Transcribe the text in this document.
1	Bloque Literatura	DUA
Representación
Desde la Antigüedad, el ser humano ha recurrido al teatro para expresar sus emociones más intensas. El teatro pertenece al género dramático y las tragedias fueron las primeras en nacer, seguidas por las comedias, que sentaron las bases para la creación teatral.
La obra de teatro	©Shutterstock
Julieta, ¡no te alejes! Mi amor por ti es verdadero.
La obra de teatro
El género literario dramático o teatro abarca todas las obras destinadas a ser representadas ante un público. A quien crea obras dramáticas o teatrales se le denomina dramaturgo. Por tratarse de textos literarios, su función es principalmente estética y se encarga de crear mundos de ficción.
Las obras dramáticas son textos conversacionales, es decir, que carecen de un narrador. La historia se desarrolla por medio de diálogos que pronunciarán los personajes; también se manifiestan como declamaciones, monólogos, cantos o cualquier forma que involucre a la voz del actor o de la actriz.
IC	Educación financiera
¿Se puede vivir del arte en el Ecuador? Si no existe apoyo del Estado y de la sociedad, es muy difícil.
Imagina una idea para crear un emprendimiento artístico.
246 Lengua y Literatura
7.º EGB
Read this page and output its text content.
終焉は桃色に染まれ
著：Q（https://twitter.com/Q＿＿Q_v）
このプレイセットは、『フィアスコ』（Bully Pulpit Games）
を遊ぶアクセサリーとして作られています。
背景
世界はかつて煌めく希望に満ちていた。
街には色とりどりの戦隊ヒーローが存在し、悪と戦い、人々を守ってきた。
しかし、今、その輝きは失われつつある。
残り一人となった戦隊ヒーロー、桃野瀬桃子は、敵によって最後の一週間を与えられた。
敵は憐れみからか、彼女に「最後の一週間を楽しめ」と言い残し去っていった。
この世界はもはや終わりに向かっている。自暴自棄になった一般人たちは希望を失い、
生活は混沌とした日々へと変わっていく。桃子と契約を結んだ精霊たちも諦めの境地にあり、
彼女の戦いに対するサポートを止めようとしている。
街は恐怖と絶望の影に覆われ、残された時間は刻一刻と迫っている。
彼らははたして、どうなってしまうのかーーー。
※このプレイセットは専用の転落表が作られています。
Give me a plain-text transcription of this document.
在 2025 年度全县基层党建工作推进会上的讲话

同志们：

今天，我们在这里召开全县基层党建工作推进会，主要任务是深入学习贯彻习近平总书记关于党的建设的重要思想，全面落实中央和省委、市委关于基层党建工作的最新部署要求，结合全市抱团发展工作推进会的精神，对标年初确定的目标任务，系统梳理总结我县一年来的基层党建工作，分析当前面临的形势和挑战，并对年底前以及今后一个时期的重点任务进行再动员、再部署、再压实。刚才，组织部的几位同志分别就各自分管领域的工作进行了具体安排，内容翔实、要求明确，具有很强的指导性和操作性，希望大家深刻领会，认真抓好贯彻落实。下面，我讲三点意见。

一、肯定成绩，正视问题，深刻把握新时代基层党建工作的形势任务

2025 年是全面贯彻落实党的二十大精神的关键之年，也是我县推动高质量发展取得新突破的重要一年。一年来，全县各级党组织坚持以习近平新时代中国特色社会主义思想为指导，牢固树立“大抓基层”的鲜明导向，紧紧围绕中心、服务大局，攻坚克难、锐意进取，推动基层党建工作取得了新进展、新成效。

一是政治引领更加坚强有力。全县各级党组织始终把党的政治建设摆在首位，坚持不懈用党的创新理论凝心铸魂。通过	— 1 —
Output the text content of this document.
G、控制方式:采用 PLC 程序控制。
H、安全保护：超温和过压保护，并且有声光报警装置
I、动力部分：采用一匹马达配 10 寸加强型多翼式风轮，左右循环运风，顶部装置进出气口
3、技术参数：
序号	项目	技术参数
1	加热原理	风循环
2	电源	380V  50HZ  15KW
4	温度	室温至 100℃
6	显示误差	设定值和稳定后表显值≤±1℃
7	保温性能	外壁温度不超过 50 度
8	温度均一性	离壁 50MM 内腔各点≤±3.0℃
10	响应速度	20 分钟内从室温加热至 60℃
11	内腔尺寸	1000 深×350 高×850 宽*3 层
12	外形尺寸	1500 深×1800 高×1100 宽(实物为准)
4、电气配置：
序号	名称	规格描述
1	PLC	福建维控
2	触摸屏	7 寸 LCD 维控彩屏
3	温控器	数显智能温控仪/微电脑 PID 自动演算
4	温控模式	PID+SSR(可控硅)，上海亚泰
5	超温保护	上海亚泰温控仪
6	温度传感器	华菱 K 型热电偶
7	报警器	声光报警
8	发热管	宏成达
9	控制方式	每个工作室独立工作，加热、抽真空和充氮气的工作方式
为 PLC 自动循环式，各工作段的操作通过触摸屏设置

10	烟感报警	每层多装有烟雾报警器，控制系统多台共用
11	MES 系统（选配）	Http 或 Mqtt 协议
++++++
◆ **STATED PROBLEM**:
Extract each line of the listing above, copying it word for word.

◆ **EXERCISE OUTPUT**:
Transcribe the text in this document.
1	Bloque Literatura	DUA
Representación
Desde la Antigüedad, el ser humano ha recurrido al teatro para expresar sus emociones más intensas. El teatro pertenece al género dramático y las tragedias fueron las primeras en nacer, seguidas por las comedias, que sentaron las bases para la creación teatral.
La obra de teatro	©Shutterstock
Julieta, ¡no te alejes! Mi amor por ti es verdadero.
La obra de teatro
El género literario dramático o teatro abarca todas las obras destinadas a ser representadas ante un público. A quien crea obras dramáticas o teatrales se le denomina dramaturgo. Por tratarse de textos literarios, su función es principalmente estética y se encarga de crear mundos de ficción.
Las obras dramáticas son textos conversacionales, es decir, que carecen de un narrador. La historia se desarrolla por medio de diálogos que pronunciarán los personajes; también se manifiestan como declamaciones, monólogos, cantos o cualquier forma que involucre a la voz del actor o de la actriz.
IC	Educación financiera
¿Se puede vivir del arte en el Ecuador? Si no existe apoyo del Estado y de la sociedad, es muy difícil.
Imagina una idea para crear un emprendimiento artístico.
246 Lengua y Literatura
7.º EGB
Read this page and output its text content.
終焉は桃色に染まれ
著：Q（https://twitter.com/Q＿＿Q_v）
このプレイセットは、『フィアスコ』（Bully Pulpit Games）
を遊ぶアクセサリーとして作られています。
背景
世界はかつて煌めく希望に満ちていた。
街には色とりどりの戦隊ヒーローが存在し、悪と戦い、人々を守ってきた。
しかし、今、その輝きは失われつつある。
残り一人となった戦隊ヒーロー、桃野瀬桃子は、敵によって最後の一週間を与えられた。
敵は憐れみからか、彼女に「最後の一週間を楽しめ」と言い残し去っていった。
この世界はもはや終わりに向かっている。自暴自棄になった一般人たちは希望を失い、
生活は混沌とした日々へと変わっていく。桃子と契約を結んだ精霊たちも諦めの境地にあり、
彼女の戦いに対するサポートを止めようとしている。
街は恐怖と絶望の影に覆われ、残された時間は刻一刻と迫っている。
彼らははたして、どうなってしまうのかーーー。
※このプレイセットは専用の転落表が作られています。
Give me a plain-text transcription of this document.
在 2025 年度全县基层党建工作推进会上的讲话

同志们：

今天，我们在这里召开全县基层党建工作推进会，主要任务是深入学习贯彻习近平总书记关于党的建设的重要思想，全面落实中央和省委、市委关于基层党建工作的最新部署要求，结合全市抱团发展工作推进会的精神，对标年初确定的目标任务，系统梳理总结我县一年来的基层党建工作，分析当前面临的形势和挑战，并对年底前以及今后一个时期的重点任务进行再动员、再部署、再压实。刚才，组织部的几位同志分别就各自分管领域的工作进行了具体安排，内容翔实、要求明确，具有很强的指导性和操作性，希望大家深刻领会，认真抓好贯彻落实。下面，我讲三点意见。

一、肯定成绩，正视问题，深刻把握新时代基层党建工作的形势任务

2025 年是全面贯彻落实党的二十大精神的关键之年，也是我县推动高质量发展取得新突破的重要一年。一年来，全县各级党组织坚持以习近平新时代中国特色社会主义思想为指导，牢固树立“大抓基层”的鲜明导向，紧紧围绕中心、服务大局，攻坚克难、锐意进取，推动基层党建工作取得了新进展、新成效。

一是政治引领更加坚强有力。全县各级党组织始终把党的政治建设摆在首位，坚持不懈用党的创新理论凝心铸魂。通过	— 1 —
Output the text content of this document.
G、控制方式:采用 PLC 程序控制。
H、安全保护：超温和过压保护，并且有声光报警装置
I、动力部分：采用一匹马达配 10 寸加强型多翼式风轮，左右循环运风，顶部装置进出气口
3、技术参数：
序号	项目	技术参数
1	加热原理	风循环
2	电源	380V  50HZ  15KW
4	温度	室温至 100℃
6	显示误差	设定值和稳定后表显值≤±1℃
7	保温性能	外壁温度不超过 50 度
8	温度均一性	离壁 50MM 内腔各点≤±3.0℃
10	响应速度	20 分钟内从室温加热至 60℃
11	内腔尺寸	1000 深×350 高×850 宽*3 层
12	外形尺寸	1500 深×1800 高×1100 宽(实物为准)
4、电气配置：
序号	名称	规格描述
1	PLC	福建维控
2	触摸屏	7 寸 LCD 维控彩屏
3	温控器	数显智能温控仪/微电脑 PID 自动演算
4	温控模式	PID+SSR(可控硅)，上海亚泰
5	超温保护	上海亚泰温控仪
6	温度传感器	华菱 K 型热电偶
7	报警器	声光报警
8	发热管	宏成达
9	控制方式	每个工作室独立工作，加热、抽真空和充氮气的工作方式
为 PLC 自动循环式，各工作段的操作通过触摸屏设置

10	烟感报警	每层多装有烟雾报警器，控制系统多台共用
11	MES 系统（选配）	Http 或 Mqtt 协议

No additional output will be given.